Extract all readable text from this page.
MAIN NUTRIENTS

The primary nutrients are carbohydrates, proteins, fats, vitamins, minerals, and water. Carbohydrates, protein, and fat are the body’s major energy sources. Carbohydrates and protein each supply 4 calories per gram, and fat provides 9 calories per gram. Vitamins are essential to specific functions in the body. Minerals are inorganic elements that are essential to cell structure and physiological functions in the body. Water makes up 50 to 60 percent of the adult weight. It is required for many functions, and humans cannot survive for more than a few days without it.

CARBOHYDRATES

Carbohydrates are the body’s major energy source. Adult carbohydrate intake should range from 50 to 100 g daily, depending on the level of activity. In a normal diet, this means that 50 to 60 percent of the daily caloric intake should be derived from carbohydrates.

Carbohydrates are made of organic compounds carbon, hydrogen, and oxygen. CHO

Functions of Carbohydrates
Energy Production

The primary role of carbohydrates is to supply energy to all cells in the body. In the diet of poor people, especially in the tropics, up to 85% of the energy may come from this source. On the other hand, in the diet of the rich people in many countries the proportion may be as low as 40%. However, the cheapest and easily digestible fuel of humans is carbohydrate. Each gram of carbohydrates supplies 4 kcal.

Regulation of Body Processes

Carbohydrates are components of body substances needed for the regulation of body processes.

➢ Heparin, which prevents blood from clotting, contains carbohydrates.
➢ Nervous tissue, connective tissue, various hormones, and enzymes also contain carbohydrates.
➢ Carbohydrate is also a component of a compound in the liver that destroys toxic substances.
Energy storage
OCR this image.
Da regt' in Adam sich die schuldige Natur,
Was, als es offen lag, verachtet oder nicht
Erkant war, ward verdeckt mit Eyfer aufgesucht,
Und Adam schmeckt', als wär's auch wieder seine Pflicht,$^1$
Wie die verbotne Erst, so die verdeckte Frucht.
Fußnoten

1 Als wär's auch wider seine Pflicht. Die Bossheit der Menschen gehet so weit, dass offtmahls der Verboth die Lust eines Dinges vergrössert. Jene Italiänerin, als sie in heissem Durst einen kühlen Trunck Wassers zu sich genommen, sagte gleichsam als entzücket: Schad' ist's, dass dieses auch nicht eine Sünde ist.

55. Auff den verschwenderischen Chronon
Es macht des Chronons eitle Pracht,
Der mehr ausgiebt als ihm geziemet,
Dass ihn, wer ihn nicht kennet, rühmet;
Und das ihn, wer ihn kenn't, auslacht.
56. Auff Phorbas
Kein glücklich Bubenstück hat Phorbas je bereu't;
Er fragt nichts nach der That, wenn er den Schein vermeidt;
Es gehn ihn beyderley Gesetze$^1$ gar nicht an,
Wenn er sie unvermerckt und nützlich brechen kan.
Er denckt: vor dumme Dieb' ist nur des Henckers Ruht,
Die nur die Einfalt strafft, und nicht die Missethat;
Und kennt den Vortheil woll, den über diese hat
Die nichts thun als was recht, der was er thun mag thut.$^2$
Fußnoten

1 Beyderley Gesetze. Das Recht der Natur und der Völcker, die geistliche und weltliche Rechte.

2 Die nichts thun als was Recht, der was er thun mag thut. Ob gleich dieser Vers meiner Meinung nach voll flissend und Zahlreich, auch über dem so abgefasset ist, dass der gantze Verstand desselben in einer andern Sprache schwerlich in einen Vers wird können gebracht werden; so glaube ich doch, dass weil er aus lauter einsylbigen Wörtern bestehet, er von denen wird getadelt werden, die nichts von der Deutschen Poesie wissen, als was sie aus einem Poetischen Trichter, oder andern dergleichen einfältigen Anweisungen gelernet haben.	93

————

• **TASK DESCRIPTION**: Your answer must be an exact copy of every record.

• **ANSWER FOR THIS EXERCISE**:
Extract all readable text from this page.
MAIN NUTRIENTS

The primary nutrients are carbohydrates, proteins, fats, vitamins, minerals, and water. Carbohydrates, protein, and fat are the body’s major energy sources. Carbohydrates and protein each supply 4 calories per gram, and fat provides 9 calories per gram. Vitamins are essential to specific functions in the body. Minerals are inorganic elements that are essential to cell structure and physiological functions in the body. Water makes up 50 to 60 percent of the adult weight. It is required for many functions, and humans cannot survive for more than a few days without it.

CARBOHYDRATES

Carbohydrates are the body’s major energy source. Adult carbohydrate intake should range from 50 to 100 g daily, depending on the level of activity. In a normal diet, this means that 50 to 60 percent of the daily caloric intake should be derived from carbohydrates.

Carbohydrates are made of organic compounds carbon, hydrogen, and oxygen. CHO

Functions of Carbohydrates
Energy Production

The primary role of carbohydrates is to supply energy to all cells in the body. In the diet of poor people, especially in the tropics, up to 85% of the energy may come from this source. On the other hand, in the diet of the rich people in many countries the proportion may be as low as 40%. However, the cheapest and easily digestible fuel of humans is carbohydrate. Each gram of carbohydrates supplies 4 kcal.

Regulation of Body Processes

Carbohydrates are components of body substances needed for the regulation of body processes.

➢ Heparin, which prevents blood from clotting, contains carbohydrates.
➢ Nervous tissue, connective tissue, various hormones, and enzymes also contain carbohydrates.
➢ Carbohydrate is also a component of a compound in the liver that destroys toxic substances.
Energy storage
OCR this image.
Da regt' in Adam sich die schuldige Natur,
Was, als es offen lag, verachtet oder nicht
Erkant war, ward verdeckt mit Eyfer aufgesucht,
Und Adam schmeckt', als wär's auch wieder seine Pflicht,$^1$
Wie die verbotne Erst, so die verdeckte Frucht.
Fußnoten

1 Als wär's auch wider seine Pflicht. Die Bossheit der Menschen gehet so weit, dass offtmahls der Verboth die Lust eines Dinges vergrössert. Jene Italiänerin, als sie in heissem Durst einen kühlen Trunck Wassers zu sich genommen, sagte gleichsam als entzücket: Schad' ist's, dass dieses auch nicht eine Sünde ist.

55. Auff den verschwenderischen Chronon
Es macht des Chronons eitle Pracht,
Der mehr ausgiebt als ihm geziemet,
Dass ihn, wer ihn nicht kennet, rühmet;
Und das ihn, wer ihn kenn't, auslacht.
56. Auff Phorbas
Kein glücklich Bubenstück hat Phorbas je bereu't;
Er fragt nichts nach der That, wenn er den Schein vermeidt;
Es gehn ihn beyderley Gesetze$^1$ gar nicht an,
Wenn er sie unvermerckt und nützlich brechen kan.
Er denckt: vor dumme Dieb' ist nur des Henckers Ruht,
Die nur die Einfalt strafft, und nicht die Missethat;
Und kennt den Vortheil woll, den über diese hat
Die nichts thun als was recht, der was er thun mag thut.$^2$
Fußnoten

1 Beyderley Gesetze. Das Recht der Natur und der Völcker, die geistliche und weltliche Rechte.

2 Die nichts thun als was Recht, der was er thun mag thut. Ob gleich dieser Vers meiner Meinung nach voll flissend und Zahlreich, auch über dem so abgefasset ist, dass der gantze Verstand desselben in einer andern Sprache schwerlich in einen Vers wird können gebracht werden; so glaube ich doch, dass weil er aus lauter einsylbigen Wörtern bestehet, er von denen wird getadelt werden, die nichts von der Deutschen Poesie wissen, als was sie aus einem Poetischen Trichter, oder andern dergleichen einfältigen Anweisungen gelernet haben.	93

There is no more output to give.